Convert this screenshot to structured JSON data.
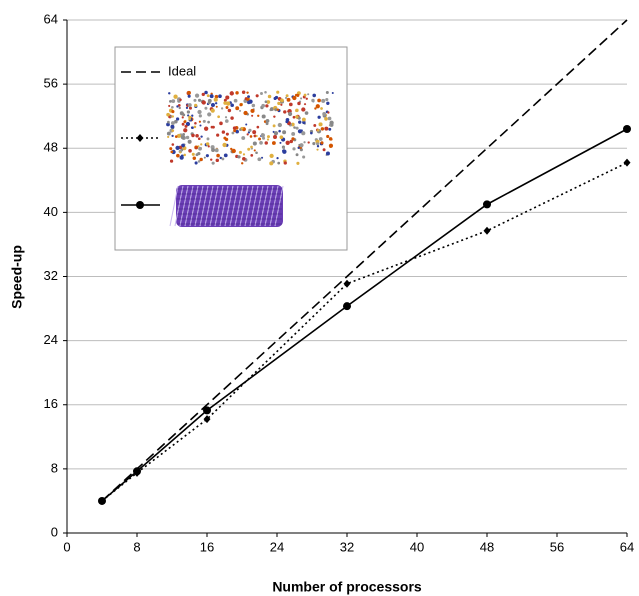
{
  "chart_data": {
    "type": "line",
    "xlabel": "Number of processors",
    "ylabel": "Speed-up",
    "x": [
      4,
      8,
      16,
      32,
      48,
      64
    ],
    "series": [
      {
        "name": "Ideal",
        "color": "#000000",
        "linestyle": "dashed",
        "marker": "none",
        "values": [
          4,
          8,
          16,
          32,
          48,
          64
        ]
      },
      {
        "color": "#000000",
        "linestyle": "dotted",
        "marker": "diamond",
        "values": [
          4.0,
          7.5,
          14.2,
          31.1,
          37.7,
          46.2
        ]
      },
      {
        "color": "#000000",
        "linestyle": "solid",
        "marker": "circle",
        "values": [
          4.0,
          7.7,
          15.3,
          28.3,
          41.0,
          50.4
        ]
      }
    ],
    "xlim": [
      0,
      64
    ],
    "xticks": [
      0,
      8,
      16,
      24,
      32,
      40,
      48,
      56,
      64
    ],
    "ylim": [
      0,
      64
    ],
    "yticks": [
      0,
      8,
      16,
      24,
      32,
      40,
      48,
      56,
      64
    ],
    "grid": true,
    "legend": "upper left"
  }
}
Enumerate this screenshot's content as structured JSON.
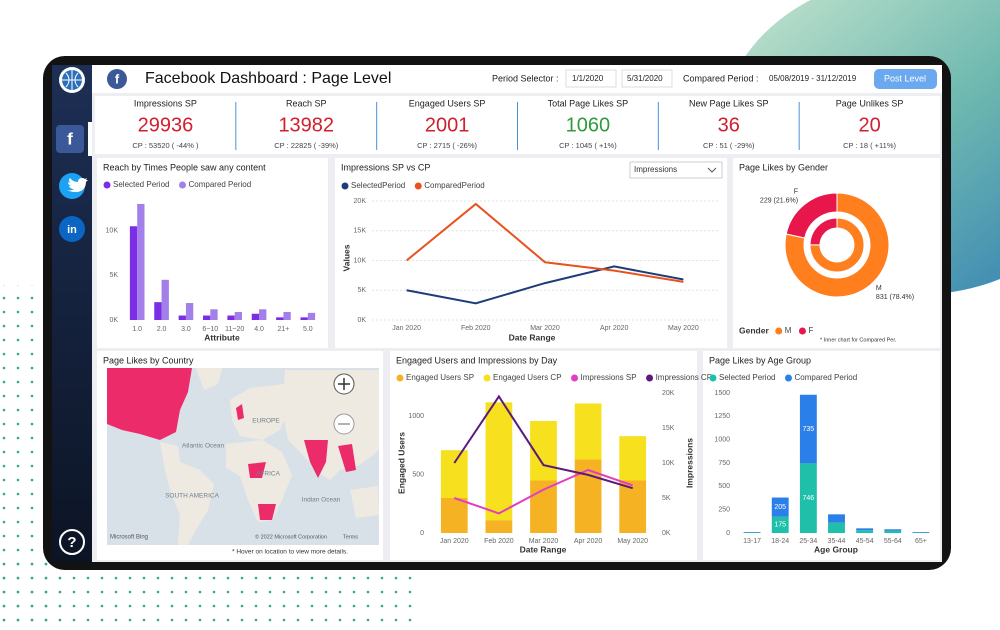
{
  "header": {
    "logo": "f",
    "title": "Facebook Dashboard : Page Level",
    "period_label": "Period Selector :",
    "period_start": "1/1/2020",
    "period_end": "5/31/2020",
    "compared_label": "Compared Period :",
    "compared_range": "05/08/2019 - 31/12/2019",
    "button": "Post Level"
  },
  "sidebar": {
    "facebook": "f",
    "linkedin": "in",
    "help": "?"
  },
  "kpis": [
    {
      "label": "Impressions SP",
      "value": 29936,
      "cp": "CP : 53520 ( -44% )",
      "color": "#d0202e"
    },
    {
      "label": "Reach SP",
      "value": 13982,
      "cp": "CP : 22825 ( -39%)",
      "color": "#d0202e"
    },
    {
      "label": "Engaged Users SP",
      "value": 2001,
      "cp": "CP : 2715 ( -26%)",
      "color": "#d0202e"
    },
    {
      "label": "Total Page Likes SP",
      "value": 1060,
      "cp": "CP : 1045 ( +1%)",
      "color": "#2e9a3c"
    },
    {
      "label": "New Page Likes SP",
      "value": 36,
      "cp": "CP : 51 ( -29%)",
      "color": "#d0202e"
    },
    {
      "label": "Page Unlikes SP",
      "value": 20,
      "cp": "CP : 18 ( +11%)",
      "color": "#d0202e"
    }
  ],
  "map": {
    "title": "Page Likes by Country",
    "labels": [
      "Atlantic Ocean",
      "EUROPE",
      "AFRICA",
      "SOUTH AMERICA",
      "Indian Ocean"
    ],
    "brand": "Microsoft Bing",
    "attribution": "© 2022 Microsoft Corporation",
    "terms": "Terms",
    "note": "* Hover on location to view more details."
  },
  "chart_data": [
    {
      "type": "bar",
      "title": "Reach by Times People saw any content",
      "categories": [
        "1.0",
        "2.0",
        "3.0",
        "6~10",
        "11~20",
        "4.0",
        "21+",
        "5.0"
      ],
      "series": [
        {
          "name": "Selected Period",
          "color": "#7b2ee6",
          "values": [
            10500,
            2000,
            500,
            500,
            500,
            700,
            300,
            300
          ]
        },
        {
          "name": "Compared Period",
          "color": "#a27fe9",
          "values": [
            13000,
            4500,
            1900,
            1200,
            900,
            1200,
            900,
            800
          ]
        }
      ],
      "xlabel": "Attribute",
      "ylim": [
        0,
        14000
      ],
      "yticks": [
        {
          "value": 0,
          "label": "0K"
        },
        {
          "value": 5000,
          "label": "5K"
        },
        {
          "value": 10000,
          "label": "10K"
        }
      ]
    },
    {
      "type": "line",
      "title": "Impressions SP vs CP",
      "control": "Impressions",
      "categories": [
        "Jan 2020",
        "Feb 2020",
        "Mar 2020",
        "Apr 2020",
        "May 2020"
      ],
      "series": [
        {
          "name": "SelectedPeriod",
          "color": "#1f3c7a",
          "values": [
            5000,
            2800,
            6200,
            9000,
            6800
          ]
        },
        {
          "name": "ComparedPeriod",
          "color": "#e8531d",
          "values": [
            10000,
            19500,
            9700,
            8300,
            6400
          ]
        }
      ],
      "xlabel": "Date Range",
      "ylabel": "Values",
      "ylim": [
        0,
        21000
      ],
      "yticks": [
        {
          "value": 0,
          "label": "0K"
        },
        {
          "value": 5000,
          "label": "5K"
        },
        {
          "value": 10000,
          "label": "10K"
        },
        {
          "value": 15000,
          "label": "15K"
        },
        {
          "value": 20000,
          "label": "20K"
        }
      ],
      "grid": true
    },
    {
      "type": "pie",
      "title": "Page Likes by Gender",
      "categories": [
        "M",
        "F"
      ],
      "values": [
        831,
        229
      ],
      "value_labels": [
        "831 (78.4%)",
        "229 (21.6%)"
      ],
      "colors": [
        "#ff7f1f",
        "#e8174b"
      ],
      "inner_values": [
        785,
        260
      ],
      "legend_title": "Gender",
      "note": "* Inner chart for Compared Per."
    },
    {
      "type": "combo",
      "title": "Engaged Users and Impressions by Day",
      "categories": [
        "Jan 2020",
        "Feb 2020",
        "Mar 2020",
        "Apr 2020",
        "May 2020"
      ],
      "series": [
        {
          "name": "Engaged Users SP",
          "type": "bar",
          "color": "#f5b324",
          "values": [
            300,
            110,
            450,
            630,
            450
          ]
        },
        {
          "name": "Engaged Users CP",
          "type": "bar",
          "color": "#f7e01e",
          "values": [
            410,
            1010,
            510,
            480,
            380
          ]
        },
        {
          "name": "Impressions SP",
          "type": "line",
          "axis": "y2",
          "color": "#e23fc0",
          "values": [
            5000,
            2800,
            6200,
            9000,
            6800
          ]
        },
        {
          "name": "Impressions CP",
          "type": "line",
          "axis": "y2",
          "color": "#5a1a7e",
          "values": [
            10000,
            19500,
            9700,
            8300,
            6400
          ]
        }
      ],
      "stacked": true,
      "xlabel": "Date Range",
      "ylabel": "Engaged Users",
      "y2label": "Impressions",
      "ylim": [
        0,
        1200
      ],
      "yticks": [
        0,
        500,
        1000
      ],
      "y2lim": [
        0,
        20000
      ],
      "y2ticks": [
        {
          "value": 0,
          "label": "0K"
        },
        {
          "value": 5000,
          "label": "5K"
        },
        {
          "value": 10000,
          "label": "10K"
        },
        {
          "value": 15000,
          "label": "15K"
        },
        {
          "value": 20000,
          "label": "20K"
        }
      ]
    },
    {
      "type": "bar",
      "stacked": true,
      "title": "Page Likes by Age Group",
      "categories": [
        "13-17",
        "18-24",
        "25-34",
        "35-44",
        "45-54",
        "55-64",
        "65+"
      ],
      "series": [
        {
          "name": "Selected Period",
          "color": "#1fbfaa",
          "values": [
            5,
            175,
            746,
            110,
            30,
            25,
            5
          ]
        },
        {
          "name": "Compared Period",
          "color": "#2b7fe8",
          "values": [
            5,
            205,
            735,
            90,
            20,
            15,
            5
          ]
        }
      ],
      "xlabel": "Age Group",
      "ylim": [
        0,
        1500
      ],
      "yticks": [
        0,
        250,
        500,
        750,
        1000,
        1250,
        1500
      ]
    }
  ]
}
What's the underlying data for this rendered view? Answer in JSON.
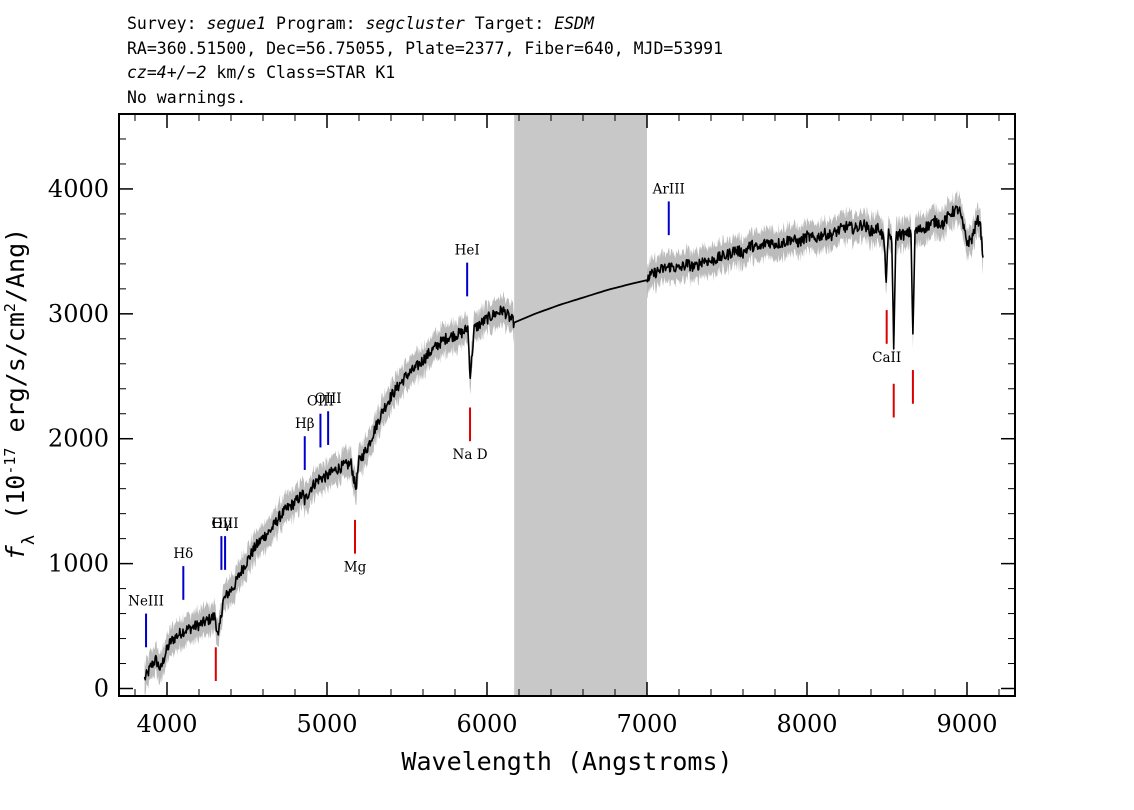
--------------------------------------------------
## Exercise goal
Drop the images and repeat the data exactly.

## Task answer
Convert this screenshot to structured JSON data.
{
  "chart_data": {
    "type": "line",
    "xlabel": "Number of processors",
    "ylabel": "Speed-up",
    "x": [
      4,
      8,
      16,
      32,
      48,
      64
    ],
    "series": [
      {
        "name": "Ideal",
        "color": "#000000",
        "linestyle": "dashed",
        "marker": "none",
        "values": [
          4,
          8,
          16,
          32,
          48,
          64
        ]
      },
      {
        "color": "#000000",
        "linestyle": "dotted",
        "marker": "diamond",
        "values": [
          4.0,
          7.5,
          14.2,
          31.1,
          37.7,
          46.2
        ]
      },
      {
        "color": "#000000",
        "linestyle": "solid",
        "marker": "circle",
        "values": [
          4.0,
          7.7,
          15.3,
          28.3,
          41.0,
          50.4
        ]
      }
    ],
    "xlim": [
      0,
      64
    ],
    "xticks": [
      0,
      8,
      16,
      24,
      32,
      40,
      48,
      56,
      64
    ],
    "ylim": [
      0,
      64
    ],
    "yticks": [
      0,
      8,
      16,
      24,
      32,
      40,
      48,
      56,
      64
    ],
    "grid": true,
    "legend": "upper left"
  }
}
Enumerate this screenshot's content as structured JSON.
{
  "header": {
    "logo": "f",
    "title": "Facebook Dashboard : Page Level",
    "period_label": "Period Selector :",
    "period_start": "1/1/2020",
    "period_end": "5/31/2020",
    "compared_label": "Compared Period :",
    "compared_range": "05/08/2019 - 31/12/2019",
    "button": "Post Level"
  },
  "sidebar": {
    "facebook": "f",
    "linkedin": "in",
    "help": "?"
  },
  "kpis": [
    {
      "label": "Impressions SP",
      "value": 29936,
      "cp": "CP : 53520 ( -44% )",
      "color": "#d0202e"
    },
    {
      "label": "Reach SP",
      "value": 13982,
      "cp": "CP : 22825 ( -39%)",
      "color": "#d0202e"
    },
    {
      "label": "Engaged Users SP",
      "value": 2001,
      "cp": "CP : 2715 ( -26%)",
      "color": "#d0202e"
    },
    {
      "label": "Total Page Likes SP",
      "value": 1060,
      "cp": "CP : 1045 ( +1%)",
      "color": "#2e9a3c"
    },
    {
      "label": "New Page Likes SP",
      "value": 36,
      "cp": "CP : 51 ( -29%)",
      "color": "#d0202e"
    },
    {
      "label": "Page Unlikes SP",
      "value": 20,
      "cp": "CP : 18 ( +11%)",
      "color": "#d0202e"
    }
  ],
  "map": {
    "title": "Page Likes by Country",
    "labels": [
      "Atlantic Ocean",
      "EUROPE",
      "AFRICA",
      "SOUTH AMERICA",
      "Indian Ocean"
    ],
    "brand": "Microsoft Bing",
    "attribution": "© 2022 Microsoft Corporation",
    "terms": "Terms",
    "note": "* Hover on location to view more details."
  },
  "chart_data": [
    {
      "type": "bar",
      "title": "Reach by Times People saw any content",
      "categories": [
        "1.0",
        "2.0",
        "3.0",
        "6~10",
        "11~20",
        "4.0",
        "21+",
        "5.0"
      ],
      "series": [
        {
          "name": "Selected Period",
          "color": "#7b2ee6",
          "values": [
            10500,
            2000,
            500,
            500,
            500,
            700,
            300,
            300
          ]
        },
        {
          "name": "Compared Period",
          "color": "#a27fe9",
          "values": [
            13000,
            4500,
            1900,
            1200,
            900,
            1200,
            900,
            800
          ]
        }
      ],
      "xlabel": "Attribute",
      "ylim": [
        0,
        14000
      ],
      "yticks": [
        {
          "value": 0,
          "label": "0K"
        },
        {
          "value": 5000,
          "label": "5K"
        },
        {
          "value": 10000,
          "label": "10K"
        }
      ]
    },
    {
      "type": "line",
      "title": "Impressions SP vs CP",
      "control": "Impressions",
      "categories": [
        "Jan 2020",
        "Feb 2020",
        "Mar 2020",
        "Apr 2020",
        "May 2020"
      ],
      "series": [
        {
          "name": "SelectedPeriod",
          "color": "#1f3c7a",
          "values": [
            5000,
            2800,
            6200,
            9000,
            6800
          ]
        },
        {
          "name": "ComparedPeriod",
          "color": "#e8531d",
          "values": [
            10000,
            19500,
            9700,
            8300,
            6400
          ]
        }
      ],
      "xlabel": "Date Range",
      "ylabel": "Values",
      "ylim": [
        0,
        21000
      ],
      "yticks": [
        {
          "value": 0,
          "label": "0K"
        },
        {
          "value": 5000,
          "label": "5K"
        },
        {
          "value": 10000,
          "label": "10K"
        },
        {
          "value": 15000,
          "label": "15K"
        },
        {
          "value": 20000,
          "label": "20K"
        }
      ],
      "grid": true
    },
    {
      "type": "pie",
      "title": "Page Likes by Gender",
      "categories": [
        "M",
        "F"
      ],
      "values": [
        831,
        229
      ],
      "value_labels": [
        "831 (78.4%)",
        "229 (21.6%)"
      ],
      "colors": [
        "#ff7f1f",
        "#e8174b"
      ],
      "inner_values": [
        785,
        260
      ],
      "legend_title": "Gender",
      "note": "* Inner chart for Compared Per."
    },
    {
      "type": "combo",
      "title": "Engaged Users and Impressions by Day",
      "categories": [
        "Jan 2020",
        "Feb 2020",
        "Mar 2020",
        "Apr 2020",
        "May 2020"
      ],
      "series": [
        {
          "name": "Engaged Users SP",
          "type": "bar",
          "color": "#f5b324",
          "values": [
            300,
            110,
            450,
            630,
            450
          ]
        },
        {
          "name": "Engaged Users CP",
          "type": "bar",
          "color": "#f7e01e",
          "values": [
            410,
            1010,
            510,
            480,
            380
          ]
        },
        {
          "name": "Impressions SP",
          "type": "line",
          "axis": "y2",
          "color": "#e23fc0",
          "values": [
            5000,
            2800,
            6200,
            9000,
            6800
          ]
        },
        {
          "name": "Impressions CP",
          "type": "line",
          "axis": "y2",
          "color": "#5a1a7e",
          "values": [
            10000,
            19500,
            9700,
            8300,
            6400
          ]
        }
      ],
      "stacked": true,
      "xlabel": "Date Range",
      "ylabel": "Engaged Users",
      "y2label": "Impressions",
      "ylim": [
        0,
        1200
      ],
      "yticks": [
        0,
        500,
        1000
      ],
      "y2lim": [
        0,
        20000
      ],
      "y2ticks": [
        {
          "value": 0,
          "label": "0K"
        },
        {
          "value": 5000,
          "label": "5K"
        },
        {
          "value": 10000,
          "label": "10K"
        },
        {
          "value": 15000,
          "label": "15K"
        },
        {
          "value": 20000,
          "label": "20K"
        }
      ]
    },
    {
      "type": "bar",
      "stacked": true,
      "title": "Page Likes by Age Group",
      "categories": [
        "13-17",
        "18-24",
        "25-34",
        "35-44",
        "45-54",
        "55-64",
        "65+"
      ],
      "series": [
        {
          "name": "Selected Period",
          "color": "#1fbfaa",
          "values": [
            5,
            175,
            746,
            110,
            30,
            25,
            5
          ]
        },
        {
          "name": "Compared Period",
          "color": "#2b7fe8",
          "values": [
            5,
            205,
            735,
            90,
            20,
            15,
            5
          ]
        }
      ],
      "xlabel": "Age Group",
      "ylim": [
        0,
        1500
      ],
      "yticks": [
        0,
        250,
        500,
        750,
        1000,
        1250,
        1500
      ]
    }
  ]
}
What's the underlying data for this rendered view? Answer in JSON.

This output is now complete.